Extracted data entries

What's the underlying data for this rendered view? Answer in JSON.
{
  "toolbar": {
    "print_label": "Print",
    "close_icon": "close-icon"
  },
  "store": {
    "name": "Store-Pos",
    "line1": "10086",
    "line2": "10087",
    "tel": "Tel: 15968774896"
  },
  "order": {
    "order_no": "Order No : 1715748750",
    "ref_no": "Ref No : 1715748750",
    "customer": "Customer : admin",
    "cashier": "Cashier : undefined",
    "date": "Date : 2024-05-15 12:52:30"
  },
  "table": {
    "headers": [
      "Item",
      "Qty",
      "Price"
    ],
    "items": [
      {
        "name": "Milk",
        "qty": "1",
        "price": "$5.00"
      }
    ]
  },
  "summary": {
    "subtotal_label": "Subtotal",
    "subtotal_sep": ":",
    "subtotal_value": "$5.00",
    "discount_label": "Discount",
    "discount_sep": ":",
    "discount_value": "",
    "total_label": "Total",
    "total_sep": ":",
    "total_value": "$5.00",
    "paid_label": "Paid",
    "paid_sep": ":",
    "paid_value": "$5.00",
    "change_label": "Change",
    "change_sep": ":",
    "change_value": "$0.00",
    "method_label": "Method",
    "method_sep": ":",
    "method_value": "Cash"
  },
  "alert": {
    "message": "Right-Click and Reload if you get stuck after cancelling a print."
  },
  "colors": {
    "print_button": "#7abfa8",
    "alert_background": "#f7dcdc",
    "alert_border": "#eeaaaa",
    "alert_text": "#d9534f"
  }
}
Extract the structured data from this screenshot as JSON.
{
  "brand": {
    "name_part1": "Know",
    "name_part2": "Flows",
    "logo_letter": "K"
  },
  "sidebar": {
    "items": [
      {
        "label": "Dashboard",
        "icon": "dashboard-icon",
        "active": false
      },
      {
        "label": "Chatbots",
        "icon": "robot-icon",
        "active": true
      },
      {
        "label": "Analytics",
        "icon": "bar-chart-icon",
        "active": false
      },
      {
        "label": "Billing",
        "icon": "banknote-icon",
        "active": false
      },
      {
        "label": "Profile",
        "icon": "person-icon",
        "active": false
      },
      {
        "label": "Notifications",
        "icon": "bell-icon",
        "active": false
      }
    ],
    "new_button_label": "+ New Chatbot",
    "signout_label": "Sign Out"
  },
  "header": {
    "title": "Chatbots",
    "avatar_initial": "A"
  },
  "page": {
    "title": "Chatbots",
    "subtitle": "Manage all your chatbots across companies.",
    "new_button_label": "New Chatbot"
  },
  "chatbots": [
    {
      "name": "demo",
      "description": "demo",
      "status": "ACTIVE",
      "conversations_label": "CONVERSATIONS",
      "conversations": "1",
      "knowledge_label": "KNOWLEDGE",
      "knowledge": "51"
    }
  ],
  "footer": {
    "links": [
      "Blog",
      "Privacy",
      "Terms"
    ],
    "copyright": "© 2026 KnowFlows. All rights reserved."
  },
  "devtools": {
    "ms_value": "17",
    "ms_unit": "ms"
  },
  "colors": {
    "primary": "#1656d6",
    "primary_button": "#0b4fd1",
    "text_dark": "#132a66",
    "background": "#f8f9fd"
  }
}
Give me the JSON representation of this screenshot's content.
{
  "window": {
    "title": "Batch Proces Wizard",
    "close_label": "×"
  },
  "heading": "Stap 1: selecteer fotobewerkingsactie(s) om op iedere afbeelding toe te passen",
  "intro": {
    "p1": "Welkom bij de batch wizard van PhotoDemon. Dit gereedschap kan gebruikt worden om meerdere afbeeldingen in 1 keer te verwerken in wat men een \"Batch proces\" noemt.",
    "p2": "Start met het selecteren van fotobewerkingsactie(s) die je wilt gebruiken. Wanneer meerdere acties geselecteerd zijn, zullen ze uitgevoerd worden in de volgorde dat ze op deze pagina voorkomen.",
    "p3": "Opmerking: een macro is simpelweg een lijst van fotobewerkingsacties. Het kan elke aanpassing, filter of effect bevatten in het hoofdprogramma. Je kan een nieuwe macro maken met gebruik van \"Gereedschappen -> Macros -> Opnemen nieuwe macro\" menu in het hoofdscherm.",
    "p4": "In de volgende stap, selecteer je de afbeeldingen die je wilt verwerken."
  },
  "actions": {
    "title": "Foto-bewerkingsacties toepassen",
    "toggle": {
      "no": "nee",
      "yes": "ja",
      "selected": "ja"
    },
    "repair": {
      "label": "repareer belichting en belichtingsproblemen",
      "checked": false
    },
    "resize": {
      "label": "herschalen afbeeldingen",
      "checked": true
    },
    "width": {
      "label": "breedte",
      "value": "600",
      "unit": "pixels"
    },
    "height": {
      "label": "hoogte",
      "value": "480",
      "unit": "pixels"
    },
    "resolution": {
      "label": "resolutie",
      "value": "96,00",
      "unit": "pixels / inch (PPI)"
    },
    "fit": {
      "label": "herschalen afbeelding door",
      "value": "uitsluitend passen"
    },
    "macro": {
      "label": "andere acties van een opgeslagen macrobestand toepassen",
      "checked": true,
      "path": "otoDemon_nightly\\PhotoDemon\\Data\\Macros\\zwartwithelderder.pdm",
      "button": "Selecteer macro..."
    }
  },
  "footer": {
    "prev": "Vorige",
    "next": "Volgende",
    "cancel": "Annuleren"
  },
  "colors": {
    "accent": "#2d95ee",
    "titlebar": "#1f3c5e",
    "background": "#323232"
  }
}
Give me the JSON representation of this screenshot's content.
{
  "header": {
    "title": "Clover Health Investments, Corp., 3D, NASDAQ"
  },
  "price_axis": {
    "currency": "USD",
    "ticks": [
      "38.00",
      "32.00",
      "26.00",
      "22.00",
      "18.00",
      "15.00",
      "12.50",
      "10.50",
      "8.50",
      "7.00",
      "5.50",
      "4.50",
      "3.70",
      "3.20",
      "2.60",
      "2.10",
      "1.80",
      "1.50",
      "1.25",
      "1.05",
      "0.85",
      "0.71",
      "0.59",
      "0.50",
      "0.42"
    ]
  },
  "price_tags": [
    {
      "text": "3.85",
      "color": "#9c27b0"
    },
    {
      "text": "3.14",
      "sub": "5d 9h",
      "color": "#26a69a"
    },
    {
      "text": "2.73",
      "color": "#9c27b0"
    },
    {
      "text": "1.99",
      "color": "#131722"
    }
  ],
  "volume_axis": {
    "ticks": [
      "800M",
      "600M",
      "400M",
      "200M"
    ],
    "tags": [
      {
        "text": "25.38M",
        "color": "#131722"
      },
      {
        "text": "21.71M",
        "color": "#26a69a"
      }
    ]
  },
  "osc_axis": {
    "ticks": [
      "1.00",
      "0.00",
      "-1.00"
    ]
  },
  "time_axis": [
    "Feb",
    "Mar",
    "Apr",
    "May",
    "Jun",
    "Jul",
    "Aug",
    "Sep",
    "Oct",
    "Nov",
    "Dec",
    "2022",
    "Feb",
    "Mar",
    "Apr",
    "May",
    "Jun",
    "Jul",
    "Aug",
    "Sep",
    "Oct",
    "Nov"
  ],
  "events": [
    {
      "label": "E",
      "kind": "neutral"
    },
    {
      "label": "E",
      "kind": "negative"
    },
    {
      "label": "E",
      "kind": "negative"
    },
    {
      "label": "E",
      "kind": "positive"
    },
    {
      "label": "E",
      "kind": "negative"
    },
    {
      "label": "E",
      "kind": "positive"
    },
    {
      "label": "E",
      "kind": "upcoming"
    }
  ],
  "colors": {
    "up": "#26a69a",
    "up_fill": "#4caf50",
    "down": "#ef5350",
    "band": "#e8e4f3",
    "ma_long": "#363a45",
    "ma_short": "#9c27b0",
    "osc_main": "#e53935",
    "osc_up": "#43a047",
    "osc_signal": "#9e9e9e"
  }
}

■ **EXERCISE INSTRUCTIONS**
Pick out the lines containing the word "this" and show them.

■ **REPLY**
What's the underlying data for this rendered view? Answer in JSON.
Extract the structured data from this screenshot as JSON.
Give me the JSON representation of this screenshot's content.
Give me the JSON representation of this screenshot's content.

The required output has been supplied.